Pick out all lines of the entries that include the word "this" and copy them.

+===+

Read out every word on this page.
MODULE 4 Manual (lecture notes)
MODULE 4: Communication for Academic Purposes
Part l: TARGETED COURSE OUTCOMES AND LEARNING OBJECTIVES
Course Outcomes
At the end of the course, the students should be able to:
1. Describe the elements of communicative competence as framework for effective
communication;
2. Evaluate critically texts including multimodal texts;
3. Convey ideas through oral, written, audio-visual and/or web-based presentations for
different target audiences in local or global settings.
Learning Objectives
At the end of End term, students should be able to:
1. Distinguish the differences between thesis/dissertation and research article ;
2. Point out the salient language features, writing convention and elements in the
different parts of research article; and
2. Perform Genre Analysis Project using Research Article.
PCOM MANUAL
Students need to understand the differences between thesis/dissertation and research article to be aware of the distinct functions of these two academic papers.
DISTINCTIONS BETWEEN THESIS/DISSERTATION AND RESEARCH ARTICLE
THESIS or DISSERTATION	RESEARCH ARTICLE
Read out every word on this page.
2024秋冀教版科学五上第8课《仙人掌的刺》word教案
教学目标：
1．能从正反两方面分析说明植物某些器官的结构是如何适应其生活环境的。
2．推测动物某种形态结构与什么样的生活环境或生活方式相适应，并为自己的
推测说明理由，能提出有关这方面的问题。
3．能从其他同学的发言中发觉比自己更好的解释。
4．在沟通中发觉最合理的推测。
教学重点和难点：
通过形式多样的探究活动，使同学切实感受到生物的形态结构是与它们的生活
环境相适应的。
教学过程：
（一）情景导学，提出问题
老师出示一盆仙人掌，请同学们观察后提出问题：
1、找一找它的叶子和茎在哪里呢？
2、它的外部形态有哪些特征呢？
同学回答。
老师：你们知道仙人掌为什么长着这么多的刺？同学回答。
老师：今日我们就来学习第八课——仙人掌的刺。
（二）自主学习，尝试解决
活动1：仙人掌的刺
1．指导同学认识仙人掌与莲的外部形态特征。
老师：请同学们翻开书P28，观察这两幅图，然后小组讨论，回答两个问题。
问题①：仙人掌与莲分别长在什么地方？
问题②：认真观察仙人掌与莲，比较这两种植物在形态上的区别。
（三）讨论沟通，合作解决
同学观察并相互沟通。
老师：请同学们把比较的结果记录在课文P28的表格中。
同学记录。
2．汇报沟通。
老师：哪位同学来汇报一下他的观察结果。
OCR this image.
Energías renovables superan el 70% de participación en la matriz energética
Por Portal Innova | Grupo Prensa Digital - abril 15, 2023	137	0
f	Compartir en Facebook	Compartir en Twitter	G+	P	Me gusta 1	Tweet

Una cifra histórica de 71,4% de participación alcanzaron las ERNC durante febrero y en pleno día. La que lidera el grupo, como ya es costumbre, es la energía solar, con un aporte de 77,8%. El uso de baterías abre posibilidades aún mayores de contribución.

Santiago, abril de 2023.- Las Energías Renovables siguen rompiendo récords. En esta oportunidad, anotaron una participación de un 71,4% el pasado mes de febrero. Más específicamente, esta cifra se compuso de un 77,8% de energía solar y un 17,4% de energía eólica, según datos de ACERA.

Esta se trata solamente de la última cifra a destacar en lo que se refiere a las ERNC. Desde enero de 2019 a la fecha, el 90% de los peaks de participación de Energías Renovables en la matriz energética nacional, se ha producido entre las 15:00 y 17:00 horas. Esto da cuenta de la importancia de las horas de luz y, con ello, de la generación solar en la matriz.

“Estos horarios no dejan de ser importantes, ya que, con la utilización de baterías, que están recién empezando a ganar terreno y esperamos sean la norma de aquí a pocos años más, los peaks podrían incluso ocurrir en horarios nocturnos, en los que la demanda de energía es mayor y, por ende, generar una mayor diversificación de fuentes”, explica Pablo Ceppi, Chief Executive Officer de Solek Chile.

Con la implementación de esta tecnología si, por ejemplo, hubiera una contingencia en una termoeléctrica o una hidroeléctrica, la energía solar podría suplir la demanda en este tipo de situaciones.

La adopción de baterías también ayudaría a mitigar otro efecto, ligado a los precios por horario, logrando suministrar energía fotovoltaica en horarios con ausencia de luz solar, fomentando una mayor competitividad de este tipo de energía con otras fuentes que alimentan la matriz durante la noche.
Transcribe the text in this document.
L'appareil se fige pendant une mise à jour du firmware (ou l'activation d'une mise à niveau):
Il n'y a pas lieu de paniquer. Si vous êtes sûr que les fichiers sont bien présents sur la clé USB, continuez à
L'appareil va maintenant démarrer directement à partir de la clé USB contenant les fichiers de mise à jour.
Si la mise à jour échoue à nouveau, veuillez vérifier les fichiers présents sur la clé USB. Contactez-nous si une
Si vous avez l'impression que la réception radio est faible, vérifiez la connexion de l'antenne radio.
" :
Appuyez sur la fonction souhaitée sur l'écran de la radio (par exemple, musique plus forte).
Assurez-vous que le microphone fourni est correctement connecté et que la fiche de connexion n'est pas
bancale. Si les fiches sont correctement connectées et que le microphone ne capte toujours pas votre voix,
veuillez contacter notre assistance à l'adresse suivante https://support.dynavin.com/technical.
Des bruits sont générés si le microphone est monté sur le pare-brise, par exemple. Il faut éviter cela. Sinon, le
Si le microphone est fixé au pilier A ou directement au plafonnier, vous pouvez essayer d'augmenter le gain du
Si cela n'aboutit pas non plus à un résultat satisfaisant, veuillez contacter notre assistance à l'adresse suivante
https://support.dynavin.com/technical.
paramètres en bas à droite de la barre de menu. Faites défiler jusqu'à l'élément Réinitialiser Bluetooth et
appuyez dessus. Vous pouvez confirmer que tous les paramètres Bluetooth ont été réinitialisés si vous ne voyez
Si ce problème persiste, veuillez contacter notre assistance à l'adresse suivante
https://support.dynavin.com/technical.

+===+

OUTPUT OF THE TASK:
Read out every word on this page.
Read out every word on this page.
OCR this image.
Transcribe the text in this document.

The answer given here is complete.